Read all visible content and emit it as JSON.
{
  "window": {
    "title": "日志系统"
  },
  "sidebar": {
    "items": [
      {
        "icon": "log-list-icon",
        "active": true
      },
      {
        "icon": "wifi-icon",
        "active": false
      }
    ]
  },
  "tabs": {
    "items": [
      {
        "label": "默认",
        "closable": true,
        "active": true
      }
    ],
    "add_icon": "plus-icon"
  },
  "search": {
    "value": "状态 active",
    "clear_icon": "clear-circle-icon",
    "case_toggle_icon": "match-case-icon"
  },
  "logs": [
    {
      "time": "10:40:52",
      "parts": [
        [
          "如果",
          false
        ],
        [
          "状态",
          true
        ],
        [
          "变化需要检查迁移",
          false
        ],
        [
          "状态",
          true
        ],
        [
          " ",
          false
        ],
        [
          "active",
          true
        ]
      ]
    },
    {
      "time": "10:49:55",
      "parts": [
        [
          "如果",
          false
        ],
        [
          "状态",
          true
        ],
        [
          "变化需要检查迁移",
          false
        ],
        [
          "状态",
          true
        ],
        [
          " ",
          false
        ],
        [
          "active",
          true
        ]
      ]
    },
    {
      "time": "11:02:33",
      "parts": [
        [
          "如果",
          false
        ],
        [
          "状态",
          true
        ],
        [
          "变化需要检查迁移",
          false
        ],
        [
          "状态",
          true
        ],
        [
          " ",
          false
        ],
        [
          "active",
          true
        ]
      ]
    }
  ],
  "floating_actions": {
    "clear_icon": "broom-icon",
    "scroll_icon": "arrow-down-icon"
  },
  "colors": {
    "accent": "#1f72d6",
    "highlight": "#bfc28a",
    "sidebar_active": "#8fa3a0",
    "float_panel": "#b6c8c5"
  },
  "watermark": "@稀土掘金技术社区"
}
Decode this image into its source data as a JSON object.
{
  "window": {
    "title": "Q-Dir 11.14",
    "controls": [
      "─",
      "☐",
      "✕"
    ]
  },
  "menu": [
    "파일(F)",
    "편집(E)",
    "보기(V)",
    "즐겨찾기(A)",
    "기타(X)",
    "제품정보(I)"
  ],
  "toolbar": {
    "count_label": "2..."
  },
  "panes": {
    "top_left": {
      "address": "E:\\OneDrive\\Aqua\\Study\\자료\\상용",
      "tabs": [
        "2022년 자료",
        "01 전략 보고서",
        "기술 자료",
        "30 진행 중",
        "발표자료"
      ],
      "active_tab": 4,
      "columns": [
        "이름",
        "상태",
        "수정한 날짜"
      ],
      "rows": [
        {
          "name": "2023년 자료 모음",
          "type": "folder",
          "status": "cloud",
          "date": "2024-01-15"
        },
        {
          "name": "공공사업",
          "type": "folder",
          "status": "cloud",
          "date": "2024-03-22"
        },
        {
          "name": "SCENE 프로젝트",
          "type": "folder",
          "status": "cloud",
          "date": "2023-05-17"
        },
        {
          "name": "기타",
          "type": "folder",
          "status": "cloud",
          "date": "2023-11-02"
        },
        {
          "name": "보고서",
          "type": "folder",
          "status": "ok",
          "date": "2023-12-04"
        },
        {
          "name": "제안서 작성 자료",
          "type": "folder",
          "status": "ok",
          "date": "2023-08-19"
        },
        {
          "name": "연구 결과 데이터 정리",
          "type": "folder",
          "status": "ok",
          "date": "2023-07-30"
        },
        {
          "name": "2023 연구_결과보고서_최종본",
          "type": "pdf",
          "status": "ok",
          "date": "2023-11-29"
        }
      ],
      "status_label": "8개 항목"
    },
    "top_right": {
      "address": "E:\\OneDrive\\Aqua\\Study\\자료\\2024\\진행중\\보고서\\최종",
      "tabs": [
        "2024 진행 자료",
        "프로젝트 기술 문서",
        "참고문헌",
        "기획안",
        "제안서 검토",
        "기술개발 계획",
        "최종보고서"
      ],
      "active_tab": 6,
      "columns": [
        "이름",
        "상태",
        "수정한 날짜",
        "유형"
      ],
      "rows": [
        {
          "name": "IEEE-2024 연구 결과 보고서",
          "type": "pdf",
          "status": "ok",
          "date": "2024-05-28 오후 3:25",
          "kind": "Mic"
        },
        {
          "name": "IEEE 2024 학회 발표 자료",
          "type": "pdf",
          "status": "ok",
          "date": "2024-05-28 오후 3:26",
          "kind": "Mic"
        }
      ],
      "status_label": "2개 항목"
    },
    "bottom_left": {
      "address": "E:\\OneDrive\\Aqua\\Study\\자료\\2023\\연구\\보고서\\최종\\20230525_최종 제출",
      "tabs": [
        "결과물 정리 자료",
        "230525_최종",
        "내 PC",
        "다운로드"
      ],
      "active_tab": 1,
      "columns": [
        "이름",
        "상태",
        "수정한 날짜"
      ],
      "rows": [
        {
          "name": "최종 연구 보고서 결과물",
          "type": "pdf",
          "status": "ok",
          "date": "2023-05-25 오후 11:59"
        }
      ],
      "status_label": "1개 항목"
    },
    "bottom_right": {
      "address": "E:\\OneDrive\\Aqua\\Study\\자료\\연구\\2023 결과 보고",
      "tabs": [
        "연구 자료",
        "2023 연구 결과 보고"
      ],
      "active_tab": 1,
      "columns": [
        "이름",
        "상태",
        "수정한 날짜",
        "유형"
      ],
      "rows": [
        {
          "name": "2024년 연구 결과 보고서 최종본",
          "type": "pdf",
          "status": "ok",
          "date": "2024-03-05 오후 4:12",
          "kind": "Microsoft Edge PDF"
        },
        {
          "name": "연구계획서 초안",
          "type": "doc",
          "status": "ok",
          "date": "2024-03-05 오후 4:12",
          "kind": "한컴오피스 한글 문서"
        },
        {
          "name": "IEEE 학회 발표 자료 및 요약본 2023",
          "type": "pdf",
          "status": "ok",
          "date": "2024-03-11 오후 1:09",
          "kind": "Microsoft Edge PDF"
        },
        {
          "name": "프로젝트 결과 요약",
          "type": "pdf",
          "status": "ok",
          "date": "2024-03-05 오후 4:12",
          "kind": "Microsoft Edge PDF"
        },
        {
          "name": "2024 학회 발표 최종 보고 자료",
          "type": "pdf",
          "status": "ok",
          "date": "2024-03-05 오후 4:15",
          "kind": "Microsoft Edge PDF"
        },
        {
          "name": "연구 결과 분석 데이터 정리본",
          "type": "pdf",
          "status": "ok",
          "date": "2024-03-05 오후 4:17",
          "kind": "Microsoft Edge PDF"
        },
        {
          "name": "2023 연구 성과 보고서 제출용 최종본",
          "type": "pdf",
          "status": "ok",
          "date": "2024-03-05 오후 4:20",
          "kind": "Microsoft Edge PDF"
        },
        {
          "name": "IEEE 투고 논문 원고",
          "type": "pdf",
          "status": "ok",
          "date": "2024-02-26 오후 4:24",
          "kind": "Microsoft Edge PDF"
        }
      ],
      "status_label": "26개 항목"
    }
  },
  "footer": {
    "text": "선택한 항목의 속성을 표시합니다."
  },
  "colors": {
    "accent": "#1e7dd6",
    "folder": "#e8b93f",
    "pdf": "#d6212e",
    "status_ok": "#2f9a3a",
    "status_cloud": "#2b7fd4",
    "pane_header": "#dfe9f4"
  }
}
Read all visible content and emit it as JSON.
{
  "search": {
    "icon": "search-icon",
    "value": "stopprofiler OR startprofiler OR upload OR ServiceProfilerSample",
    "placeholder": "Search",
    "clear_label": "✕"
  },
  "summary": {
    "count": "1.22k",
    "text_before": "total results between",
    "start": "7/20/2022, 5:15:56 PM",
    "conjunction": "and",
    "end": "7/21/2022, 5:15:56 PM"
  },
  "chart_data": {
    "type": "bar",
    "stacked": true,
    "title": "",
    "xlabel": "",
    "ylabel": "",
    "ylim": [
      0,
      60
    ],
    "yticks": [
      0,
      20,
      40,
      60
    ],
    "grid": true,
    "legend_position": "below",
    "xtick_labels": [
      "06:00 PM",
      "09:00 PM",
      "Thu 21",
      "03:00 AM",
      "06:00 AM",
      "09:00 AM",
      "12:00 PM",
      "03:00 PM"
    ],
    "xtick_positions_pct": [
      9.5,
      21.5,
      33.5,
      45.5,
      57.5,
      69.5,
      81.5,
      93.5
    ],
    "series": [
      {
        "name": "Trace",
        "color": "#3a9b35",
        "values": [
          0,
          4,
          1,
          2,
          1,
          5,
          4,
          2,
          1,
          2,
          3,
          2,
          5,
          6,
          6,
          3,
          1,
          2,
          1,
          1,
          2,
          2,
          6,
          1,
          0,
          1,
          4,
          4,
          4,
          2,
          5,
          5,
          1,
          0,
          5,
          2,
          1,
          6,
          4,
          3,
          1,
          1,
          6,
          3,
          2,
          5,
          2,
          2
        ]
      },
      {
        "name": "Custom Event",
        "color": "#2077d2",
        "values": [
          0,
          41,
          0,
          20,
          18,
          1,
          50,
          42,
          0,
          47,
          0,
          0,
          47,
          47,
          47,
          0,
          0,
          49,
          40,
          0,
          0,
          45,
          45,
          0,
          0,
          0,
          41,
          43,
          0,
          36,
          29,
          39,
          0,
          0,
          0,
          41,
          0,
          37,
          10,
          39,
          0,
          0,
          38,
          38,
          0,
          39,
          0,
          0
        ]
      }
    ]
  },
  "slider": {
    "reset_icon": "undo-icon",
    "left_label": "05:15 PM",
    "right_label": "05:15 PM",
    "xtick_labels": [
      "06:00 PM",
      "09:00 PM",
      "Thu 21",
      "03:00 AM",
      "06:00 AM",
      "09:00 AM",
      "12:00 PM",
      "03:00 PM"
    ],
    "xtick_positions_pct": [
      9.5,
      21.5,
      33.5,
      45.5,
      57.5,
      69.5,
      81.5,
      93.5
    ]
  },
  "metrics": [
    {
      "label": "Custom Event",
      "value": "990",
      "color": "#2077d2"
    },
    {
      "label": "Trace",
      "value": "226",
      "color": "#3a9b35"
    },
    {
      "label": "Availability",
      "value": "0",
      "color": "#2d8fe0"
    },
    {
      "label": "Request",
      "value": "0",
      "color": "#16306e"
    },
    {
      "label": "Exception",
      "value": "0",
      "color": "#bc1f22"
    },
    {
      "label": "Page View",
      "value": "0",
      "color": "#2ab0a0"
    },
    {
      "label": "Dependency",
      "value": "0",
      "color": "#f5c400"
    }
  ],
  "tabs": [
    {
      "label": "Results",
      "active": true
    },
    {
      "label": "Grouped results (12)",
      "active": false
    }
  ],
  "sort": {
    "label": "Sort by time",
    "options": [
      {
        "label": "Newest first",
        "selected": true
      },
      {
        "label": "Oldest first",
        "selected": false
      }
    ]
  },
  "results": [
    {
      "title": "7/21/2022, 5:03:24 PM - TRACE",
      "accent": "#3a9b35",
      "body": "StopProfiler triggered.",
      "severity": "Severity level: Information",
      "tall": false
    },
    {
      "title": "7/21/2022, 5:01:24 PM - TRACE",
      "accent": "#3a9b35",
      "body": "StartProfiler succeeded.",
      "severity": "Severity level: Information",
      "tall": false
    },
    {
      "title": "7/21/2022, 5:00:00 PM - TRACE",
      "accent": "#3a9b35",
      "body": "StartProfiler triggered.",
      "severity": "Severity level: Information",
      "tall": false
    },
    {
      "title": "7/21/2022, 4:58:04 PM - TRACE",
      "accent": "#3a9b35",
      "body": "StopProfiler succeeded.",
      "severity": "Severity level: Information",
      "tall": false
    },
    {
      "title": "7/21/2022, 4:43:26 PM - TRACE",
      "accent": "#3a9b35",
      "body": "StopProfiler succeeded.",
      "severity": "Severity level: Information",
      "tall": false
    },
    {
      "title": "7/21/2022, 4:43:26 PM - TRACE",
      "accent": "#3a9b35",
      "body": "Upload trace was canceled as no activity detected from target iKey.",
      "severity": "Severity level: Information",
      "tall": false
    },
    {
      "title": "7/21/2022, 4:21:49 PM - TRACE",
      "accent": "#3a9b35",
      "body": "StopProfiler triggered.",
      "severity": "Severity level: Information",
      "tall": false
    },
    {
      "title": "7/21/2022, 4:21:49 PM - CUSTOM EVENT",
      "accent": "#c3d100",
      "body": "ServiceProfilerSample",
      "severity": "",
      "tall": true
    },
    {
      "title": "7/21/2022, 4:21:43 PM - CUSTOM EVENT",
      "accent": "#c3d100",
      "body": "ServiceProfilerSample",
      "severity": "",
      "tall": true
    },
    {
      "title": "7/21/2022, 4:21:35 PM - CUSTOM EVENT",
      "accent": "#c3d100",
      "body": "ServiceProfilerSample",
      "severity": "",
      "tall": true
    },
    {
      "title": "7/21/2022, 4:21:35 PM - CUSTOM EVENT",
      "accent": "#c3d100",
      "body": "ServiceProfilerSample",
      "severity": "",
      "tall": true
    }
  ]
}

━━━━━━━━━━━━━━━━

* YOUR INSTRUCTIONS
Write out every line of the listing that holds the word "Aqua".

* RESPONSE FOR THIS EXERCISE
      "address": "E:\\OneDrive\\Aqua\\Study\\자료\\상용",
      "address": "E:\\OneDrive\\Aqua\\Study\\자료\\2024\\진행중\\보고서\\최종",
      "address": "E:\\OneDrive\\Aqua\\Study\\자료\\2023\\연구\\보고서\\최종\\20230525_최종 제출",
      "address": "E:\\OneDrive\\Aqua\\Study\\자료\\연구\\2023 결과 보고",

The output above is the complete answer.